### WORK INSTRUCTIONS
Output all records precisely as written.
** Begin **
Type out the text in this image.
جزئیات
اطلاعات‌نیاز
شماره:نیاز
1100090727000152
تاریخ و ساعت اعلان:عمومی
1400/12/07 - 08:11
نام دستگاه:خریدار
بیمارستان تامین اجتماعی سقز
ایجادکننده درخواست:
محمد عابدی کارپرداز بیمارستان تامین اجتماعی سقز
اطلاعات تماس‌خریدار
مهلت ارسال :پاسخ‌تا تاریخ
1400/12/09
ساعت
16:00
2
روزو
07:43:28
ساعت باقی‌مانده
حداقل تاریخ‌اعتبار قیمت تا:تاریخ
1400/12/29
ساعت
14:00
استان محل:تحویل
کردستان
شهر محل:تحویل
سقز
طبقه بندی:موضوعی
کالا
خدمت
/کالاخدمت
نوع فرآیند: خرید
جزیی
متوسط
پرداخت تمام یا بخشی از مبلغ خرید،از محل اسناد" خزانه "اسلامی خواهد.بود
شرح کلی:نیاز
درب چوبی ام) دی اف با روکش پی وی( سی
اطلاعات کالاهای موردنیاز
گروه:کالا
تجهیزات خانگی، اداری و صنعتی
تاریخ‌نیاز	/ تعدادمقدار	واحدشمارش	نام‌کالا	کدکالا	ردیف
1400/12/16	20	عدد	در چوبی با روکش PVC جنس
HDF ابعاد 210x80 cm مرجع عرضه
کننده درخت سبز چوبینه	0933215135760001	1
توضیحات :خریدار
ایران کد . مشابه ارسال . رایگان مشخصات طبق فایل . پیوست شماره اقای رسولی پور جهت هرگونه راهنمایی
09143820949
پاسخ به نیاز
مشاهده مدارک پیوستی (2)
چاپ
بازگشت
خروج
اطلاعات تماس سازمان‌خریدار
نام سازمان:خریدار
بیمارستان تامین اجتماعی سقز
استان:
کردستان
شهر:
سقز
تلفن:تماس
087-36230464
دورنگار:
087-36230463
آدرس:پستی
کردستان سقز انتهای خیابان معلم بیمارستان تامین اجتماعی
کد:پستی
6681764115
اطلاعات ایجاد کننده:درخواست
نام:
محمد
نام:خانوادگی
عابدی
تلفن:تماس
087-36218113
** End **
### RESULT FOR THIS EXERCISE
Type out the text in this image.
جزئیات
اطلاعات‌نیاز
شماره:نیاز
1100090727000152
تاریخ و ساعت اعلان:عمومی
1400/12/07 - 08:11
نام دستگاه:خریدار
بیمارستان تامین اجتماعی سقز
ایجادکننده درخواست:
محمد عابدی کارپرداز بیمارستان تامین اجتماعی سقز
اطلاعات تماس‌خریدار
مهلت ارسال :پاسخ‌تا تاریخ
1400/12/09
ساعت
16:00
2
روزو
07:43:28
ساعت باقی‌مانده
حداقل تاریخ‌اعتبار قیمت تا:تاریخ
1400/12/29
ساعت
14:00
استان محل:تحویل
کردستان
شهر محل:تحویل
سقز
طبقه بندی:موضوعی
کالا
خدمت
/کالاخدمت
نوع فرآیند: خرید
جزیی
متوسط
پرداخت تمام یا بخشی از مبلغ خرید،از محل اسناد" خزانه "اسلامی خواهد.بود
شرح کلی:نیاز
درب چوبی ام) دی اف با روکش پی وی( سی
اطلاعات کالاهای موردنیاز
گروه:کالا
تجهیزات خانگی، اداری و صنعتی
تاریخ‌نیاز	/ تعدادمقدار	واحدشمارش	نام‌کالا	کدکالا	ردیف
1400/12/16	20	عدد	در چوبی با روکش PVC جنس
HDF ابعاد 210x80 cm مرجع عرضه
کننده درخت سبز چوبینه	0933215135760001	1
توضیحات :خریدار
ایران کد . مشابه ارسال . رایگان مشخصات طبق فایل . پیوست شماره اقای رسولی پور جهت هرگونه راهنمایی
09143820949
پاسخ به نیاز
مشاهده مدارک پیوستی (2)
چاپ
بازگشت
خروج
اطلاعات تماس سازمان‌خریدار
نام سازمان:خریدار
بیمارستان تامین اجتماعی سقز
استان:
کردستان
شهر:
سقز
تلفن:تماس
087-36230464
دورنگار:
087-36230463
آدرس:پستی
کردستان سقز انتهای خیابان معلم بیمارستان تامین اجتماعی
کد:پستی
6681764115
اطلاعات ایجاد کننده:درخواست
نام:
محمد
نام:خانوادگی
عابدی
تلفن:تماس
087-36218113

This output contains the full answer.